[Exercise data]

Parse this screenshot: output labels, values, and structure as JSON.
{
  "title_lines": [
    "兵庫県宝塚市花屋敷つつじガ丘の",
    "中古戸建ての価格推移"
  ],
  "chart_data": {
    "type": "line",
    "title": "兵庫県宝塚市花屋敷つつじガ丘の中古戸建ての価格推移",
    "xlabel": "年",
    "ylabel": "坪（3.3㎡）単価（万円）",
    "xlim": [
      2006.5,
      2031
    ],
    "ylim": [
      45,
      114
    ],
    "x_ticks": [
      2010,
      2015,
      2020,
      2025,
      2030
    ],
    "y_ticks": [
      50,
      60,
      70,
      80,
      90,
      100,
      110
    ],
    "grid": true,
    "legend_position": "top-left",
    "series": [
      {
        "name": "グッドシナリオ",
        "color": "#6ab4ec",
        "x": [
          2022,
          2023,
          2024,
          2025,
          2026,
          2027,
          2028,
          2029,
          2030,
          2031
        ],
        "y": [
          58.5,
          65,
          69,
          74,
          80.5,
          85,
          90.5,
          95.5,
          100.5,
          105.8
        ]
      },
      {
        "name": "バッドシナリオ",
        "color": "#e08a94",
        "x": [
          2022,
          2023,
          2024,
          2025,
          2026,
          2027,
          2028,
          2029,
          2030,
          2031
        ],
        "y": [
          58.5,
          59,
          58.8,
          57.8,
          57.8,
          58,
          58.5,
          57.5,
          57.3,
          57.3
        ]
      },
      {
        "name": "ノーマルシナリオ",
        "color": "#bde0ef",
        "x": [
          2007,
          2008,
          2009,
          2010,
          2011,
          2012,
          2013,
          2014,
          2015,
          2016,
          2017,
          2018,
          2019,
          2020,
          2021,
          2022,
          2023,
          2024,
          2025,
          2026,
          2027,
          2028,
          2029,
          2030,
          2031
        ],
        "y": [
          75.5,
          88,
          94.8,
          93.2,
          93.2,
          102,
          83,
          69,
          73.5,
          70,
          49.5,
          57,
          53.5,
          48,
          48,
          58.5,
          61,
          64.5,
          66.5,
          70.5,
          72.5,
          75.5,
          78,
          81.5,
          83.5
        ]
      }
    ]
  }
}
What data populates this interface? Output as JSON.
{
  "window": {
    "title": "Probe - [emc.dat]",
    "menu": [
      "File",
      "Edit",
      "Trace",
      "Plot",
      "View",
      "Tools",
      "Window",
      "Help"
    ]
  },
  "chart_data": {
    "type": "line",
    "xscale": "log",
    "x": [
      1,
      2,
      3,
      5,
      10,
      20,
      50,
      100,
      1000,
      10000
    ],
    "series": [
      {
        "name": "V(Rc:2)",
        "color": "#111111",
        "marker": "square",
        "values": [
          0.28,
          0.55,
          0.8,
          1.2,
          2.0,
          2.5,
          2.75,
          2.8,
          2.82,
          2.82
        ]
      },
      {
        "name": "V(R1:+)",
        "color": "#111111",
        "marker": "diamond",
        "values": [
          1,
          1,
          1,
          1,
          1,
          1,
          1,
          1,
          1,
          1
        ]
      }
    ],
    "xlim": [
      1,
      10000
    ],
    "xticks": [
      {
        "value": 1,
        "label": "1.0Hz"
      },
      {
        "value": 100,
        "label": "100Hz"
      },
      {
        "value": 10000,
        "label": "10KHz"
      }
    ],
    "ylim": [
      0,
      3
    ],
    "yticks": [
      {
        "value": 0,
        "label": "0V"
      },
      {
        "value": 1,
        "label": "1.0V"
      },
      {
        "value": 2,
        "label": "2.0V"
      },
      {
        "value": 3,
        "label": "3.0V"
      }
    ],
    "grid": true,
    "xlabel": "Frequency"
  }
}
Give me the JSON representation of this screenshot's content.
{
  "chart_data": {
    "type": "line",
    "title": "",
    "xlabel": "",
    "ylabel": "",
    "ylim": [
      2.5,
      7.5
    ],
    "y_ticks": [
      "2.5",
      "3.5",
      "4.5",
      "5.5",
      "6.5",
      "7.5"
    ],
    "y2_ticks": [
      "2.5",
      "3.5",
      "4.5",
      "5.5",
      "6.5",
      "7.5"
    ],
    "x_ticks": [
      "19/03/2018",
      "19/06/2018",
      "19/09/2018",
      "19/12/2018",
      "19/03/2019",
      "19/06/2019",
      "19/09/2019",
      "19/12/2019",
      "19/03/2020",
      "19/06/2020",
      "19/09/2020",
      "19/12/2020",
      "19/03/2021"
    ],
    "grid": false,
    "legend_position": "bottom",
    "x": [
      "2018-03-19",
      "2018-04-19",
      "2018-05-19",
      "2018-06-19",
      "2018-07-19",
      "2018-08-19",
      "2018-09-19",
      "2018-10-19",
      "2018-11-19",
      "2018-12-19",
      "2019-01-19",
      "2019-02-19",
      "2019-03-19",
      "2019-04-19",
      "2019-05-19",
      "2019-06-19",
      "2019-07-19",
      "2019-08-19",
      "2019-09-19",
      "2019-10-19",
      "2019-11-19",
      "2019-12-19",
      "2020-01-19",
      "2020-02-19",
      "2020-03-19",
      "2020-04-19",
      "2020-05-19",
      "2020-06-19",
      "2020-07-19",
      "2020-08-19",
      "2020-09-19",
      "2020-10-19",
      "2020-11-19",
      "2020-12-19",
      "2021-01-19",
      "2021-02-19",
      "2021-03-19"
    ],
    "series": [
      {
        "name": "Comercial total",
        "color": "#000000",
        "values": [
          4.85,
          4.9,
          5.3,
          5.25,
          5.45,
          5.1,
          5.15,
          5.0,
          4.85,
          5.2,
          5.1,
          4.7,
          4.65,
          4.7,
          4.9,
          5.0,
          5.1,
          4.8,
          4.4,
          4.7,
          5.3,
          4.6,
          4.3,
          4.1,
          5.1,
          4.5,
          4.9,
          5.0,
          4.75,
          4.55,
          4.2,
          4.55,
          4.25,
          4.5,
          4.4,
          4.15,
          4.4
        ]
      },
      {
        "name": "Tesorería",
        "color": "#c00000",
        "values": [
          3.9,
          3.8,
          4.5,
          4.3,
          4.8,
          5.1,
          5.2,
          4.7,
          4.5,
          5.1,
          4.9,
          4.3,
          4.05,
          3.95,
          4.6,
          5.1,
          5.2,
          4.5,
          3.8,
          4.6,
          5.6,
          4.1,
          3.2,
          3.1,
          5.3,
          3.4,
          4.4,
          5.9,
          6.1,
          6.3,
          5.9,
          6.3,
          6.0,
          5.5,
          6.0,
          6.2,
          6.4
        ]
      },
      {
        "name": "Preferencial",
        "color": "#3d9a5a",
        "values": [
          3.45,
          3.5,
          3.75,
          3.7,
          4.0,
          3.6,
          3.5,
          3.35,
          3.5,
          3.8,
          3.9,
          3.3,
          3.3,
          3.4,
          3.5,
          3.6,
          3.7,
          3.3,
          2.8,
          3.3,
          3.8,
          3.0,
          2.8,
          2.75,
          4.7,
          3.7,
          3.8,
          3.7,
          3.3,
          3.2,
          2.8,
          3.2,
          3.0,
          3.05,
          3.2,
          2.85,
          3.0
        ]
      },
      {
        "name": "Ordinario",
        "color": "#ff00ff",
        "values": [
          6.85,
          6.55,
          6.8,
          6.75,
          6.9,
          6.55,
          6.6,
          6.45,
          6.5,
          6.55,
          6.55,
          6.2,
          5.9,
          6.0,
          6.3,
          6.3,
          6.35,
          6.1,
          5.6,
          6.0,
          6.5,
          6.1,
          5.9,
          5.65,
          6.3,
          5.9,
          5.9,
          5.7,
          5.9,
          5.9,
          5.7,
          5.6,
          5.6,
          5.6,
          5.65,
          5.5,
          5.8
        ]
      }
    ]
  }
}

[Goal of the exercise]
Reproduce the material verbatim, line by line.

[Task answer]
Parse this screenshot: output labels, values, and structure as JSON.
{
  "title_lines": [
    "兵庫県宝塚市花屋敷つつじガ丘の",
    "中古戸建ての価格推移"
  ],
  "chart_data": {
    "type": "line",
    "title": "兵庫県宝塚市花屋敷つつじガ丘の中古戸建ての価格推移",
    "xlabel": "年",
    "ylabel": "坪（3.3㎡）単価（万円）",
    "xlim": [
      2006.5,
      2031
    ],
    "ylim": [
      45,
      114
    ],
    "x_ticks": [
      2010,
      2015,
      2020,
      2025,
      2030
    ],
    "y_ticks": [
      50,
      60,
      70,
      80,
      90,
      100,
      110
    ],
    "grid": true,
    "legend_position": "top-left",
    "series": [
      {
        "name": "グッドシナリオ",
        "color": "#6ab4ec",
        "x": [
          2022,
          2023,
          2024,
          2025,
          2026,
          2027,
          2028,
          2029,
          2030,
          2031
        ],
        "y": [
          58.5,
          65,
          69,
          74,
          80.5,
          85,
          90.5,
          95.5,
          100.5,
          105.8
        ]
      },
      {
        "name": "バッドシナリオ",
        "color": "#e08a94",
        "x": [
          2022,
          2023,
          2024,
          2025,
          2026,
          2027,
          2028,
          2029,
          2030,
          2031
        ],
        "y": [
          58.5,
          59,
          58.8,
          57.8,
          57.8,
          58,
          58.5,
          57.5,
          57.3,
          57.3
        ]
      },
      {
        "name": "ノーマルシナリオ",
        "color": "#bde0ef",
        "x": [
          2007,
          2008,
          2009,
          2010,
          2011,
          2012,
          2013,
          2014,
          2015,
          2016,
          2017,
          2018,
          2019,
          2020,
          2021,
          2022,
          2023,
          2024,
          2025,
          2026,
          2027,
          2028,
          2029,
          2030,
          2031
        ],
        "y": [
          75.5,
          88,
          94.8,
          93.2,
          93.2,
          102,
          83,
          69,
          73.5,
          70,
          49.5,
          57,
          53.5,
          48,
          48,
          58.5,
          61,
          64.5,
          66.5,
          70.5,
          72.5,
          75.5,
          78,
          81.5,
          83.5
        ]
      }
    ]
  }
}
What data populates this interface? Output as JSON.
{
  "window": {
    "title": "Probe - [emc.dat]",
    "menu": [
      "File",
      "Edit",
      "Trace",
      "Plot",
      "View",
      "Tools",
      "Window",
      "Help"
    ]
  },
  "chart_data": {
    "type": "line",
    "xscale": "log",
    "x": [
      1,
      2,
      3,
      5,
      10,
      20,
      50,
      100,
      1000,
      10000
    ],
    "series": [
      {
        "name": "V(Rc:2)",
        "color": "#111111",
        "marker": "square",
        "values": [
          0.28,
          0.55,
          0.8,
          1.2,
          2.0,
          2.5,
          2.75,
          2.8,
          2.82,
          2.82
        ]
      },
      {
        "name": "V(R1:+)",
        "color": "#111111",
        "marker": "diamond",
        "values": [
          1,
          1,
          1,
          1,
          1,
          1,
          1,
          1,
          1,
          1
        ]
      }
    ],
    "xlim": [
      1,
      10000
    ],
    "xticks": [
      {
        "value": 1,
        "label": "1.0Hz"
      },
      {
        "value": 100,
        "label": "100Hz"
      },
      {
        "value": 10000,
        "label": "10KHz"
      }
    ],
    "ylim": [
      0,
      3
    ],
    "yticks": [
      {
        "value": 0,
        "label": "0V"
      },
      {
        "value": 1,
        "label": "1.0V"
      },
      {
        "value": 2,
        "label": "2.0V"
      },
      {
        "value": 3,
        "label": "3.0V"
      }
    ],
    "grid": true,
    "xlabel": "Frequency"
  }
}
Give me the JSON representation of this screenshot's content.
{
  "chart_data": {
    "type": "line",
    "title": "",
    "xlabel": "",
    "ylabel": "",
    "ylim": [
      2.5,
      7.5
    ],
    "y_ticks": [
      "2.5",
      "3.5",
      "4.5",
      "5.5",
      "6.5",
      "7.5"
    ],
    "y2_ticks": [
      "2.5",
      "3.5",
      "4.5",
      "5.5",
      "6.5",
      "7.5"
    ],
    "x_ticks": [
      "19/03/2018",
      "19/06/2018",
      "19/09/2018",
      "19/12/2018",
      "19/03/2019",
      "19/06/2019",
      "19/09/2019",
      "19/12/2019",
      "19/03/2020",
      "19/06/2020",
      "19/09/2020",
      "19/12/2020",
      "19/03/2021"
    ],
    "grid": false,
    "legend_position": "bottom",
    "x": [
      "2018-03-19",
      "2018-04-19",
      "2018-05-19",
      "2018-06-19",
      "2018-07-19",
      "2018-08-19",
      "2018-09-19",
      "2018-10-19",
      "2018-11-19",
      "2018-12-19",
      "2019-01-19",
      "2019-02-19",
      "2019-03-19",
      "2019-04-19",
      "2019-05-19",
      "2019-06-19",
      "2019-07-19",
      "2019-08-19",
      "2019-09-19",
      "2019-10-19",
      "2019-11-19",
      "2019-12-19",
      "2020-01-19",
      "2020-02-19",
      "2020-03-19",
      "2020-04-19",
      "2020-05-19",
      "2020-06-19",
      "2020-07-19",
      "2020-08-19",
      "2020-09-19",
      "2020-10-19",
      "2020-11-19",
      "2020-12-19",
      "2021-01-19",
      "2021-02-19",
      "2021-03-19"
    ],
    "series": [
      {
        "name": "Comercial total",
        "color": "#000000",
        "values": [
          4.85,
          4.9,
          5.3,
          5.25,
          5.45,
          5.1,
          5.15,
          5.0,
          4.85,
          5.2,
          5.1,
          4.7,
          4.65,
          4.7,
          4.9,
          5.0,
          5.1,
          4.8,
          4.4,
          4.7,
          5.3,
          4.6,
          4.3,
          4.1,
          5.1,
          4.5,
          4.9,
          5.0,
          4.75,
          4.55,
          4.2,
          4.55,
          4.25,
          4.5,
          4.4,
          4.15,
          4.4
        ]
      },
      {
        "name": "Tesorería",
        "color": "#c00000",
        "values": [
          3.9,
          3.8,
          4.5,
          4.3,
          4.8,
          5.1,
          5.2,
          4.7,
          4.5,
          5.1,
          4.9,
          4.3,
          4.05,
          3.95,
          4.6,
          5.1,
          5.2,
          4.5,
          3.8,
          4.6,
          5.6,
          4.1,
          3.2,
          3.1,
          5.3,
          3.4,
          4.4,
          5.9,
          6.1,
          6.3,
          5.9,
          6.3,
          6.0,
          5.5,
          6.0,
          6.2,
          6.4
        ]
      },
      {
        "name": "Preferencial",
        "color": "#3d9a5a",
        "values": [
          3.45,
          3.5,
          3.75,
          3.7,
          4.0,
          3.6,
          3.5,
          3.35,
          3.5,
          3.8,
          3.9,
          3.3,
          3.3,
          3.4,
          3.5,
          3.6,
          3.7,
          3.3,
          2.8,
          3.3,
          3.8,
          3.0,
          2.8,
          2.75,
          4.7,
          3.7,
          3.8,
          3.7,
          3.3,
          3.2,
          2.8,
          3.2,
          3.0,
          3.05,
          3.2,
          2.85,
          3.0
        ]
      },
      {
        "name": "Ordinario",
        "color": "#ff00ff",
        "values": [
          6.85,
          6.55,
          6.8,
          6.75,
          6.9,
          6.55,
          6.6,
          6.45,
          6.5,
          6.55,
          6.55,
          6.2,
          5.9,
          6.0,
          6.3,
          6.3,
          6.35,
          6.1,
          5.6,
          6.0,
          6.5,
          6.1,
          5.9,
          5.65,
          6.3,
          5.9,
          5.9,
          5.7,
          5.9,
          5.9,
          5.7,
          5.6,
          5.6,
          5.6,
          5.65,
          5.5,
          5.8
        ]
      }
    ]
  }
}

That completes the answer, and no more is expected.